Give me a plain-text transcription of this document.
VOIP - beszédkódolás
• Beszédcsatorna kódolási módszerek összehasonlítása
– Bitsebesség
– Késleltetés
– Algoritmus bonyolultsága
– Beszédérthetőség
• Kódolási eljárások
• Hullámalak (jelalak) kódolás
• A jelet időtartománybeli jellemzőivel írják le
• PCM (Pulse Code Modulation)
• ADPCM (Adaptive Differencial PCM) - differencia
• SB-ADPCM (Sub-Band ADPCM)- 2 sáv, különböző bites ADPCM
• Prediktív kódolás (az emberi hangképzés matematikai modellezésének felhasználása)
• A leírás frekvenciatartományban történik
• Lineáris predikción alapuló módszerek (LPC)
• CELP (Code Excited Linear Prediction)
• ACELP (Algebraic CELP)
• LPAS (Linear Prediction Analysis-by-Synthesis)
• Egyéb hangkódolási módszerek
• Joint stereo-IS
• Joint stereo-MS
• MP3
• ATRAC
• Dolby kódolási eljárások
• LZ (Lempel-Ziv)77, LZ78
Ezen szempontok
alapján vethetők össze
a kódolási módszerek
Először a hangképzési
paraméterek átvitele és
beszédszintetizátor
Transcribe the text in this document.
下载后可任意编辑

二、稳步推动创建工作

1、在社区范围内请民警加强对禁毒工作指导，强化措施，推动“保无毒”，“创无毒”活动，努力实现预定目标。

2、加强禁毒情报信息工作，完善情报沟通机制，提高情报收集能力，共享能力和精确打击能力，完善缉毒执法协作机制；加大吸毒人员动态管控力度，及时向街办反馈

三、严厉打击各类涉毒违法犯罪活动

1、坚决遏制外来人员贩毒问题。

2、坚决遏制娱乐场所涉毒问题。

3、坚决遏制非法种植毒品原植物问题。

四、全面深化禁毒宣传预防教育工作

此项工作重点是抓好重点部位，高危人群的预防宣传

══════════════════════════════

Short exercise: Find the string "Code" in the listing and return every line that holds it.

Correct output:
• PCM (Pulse Code Modulation)
• CELP (Code Excited Linear Prediction)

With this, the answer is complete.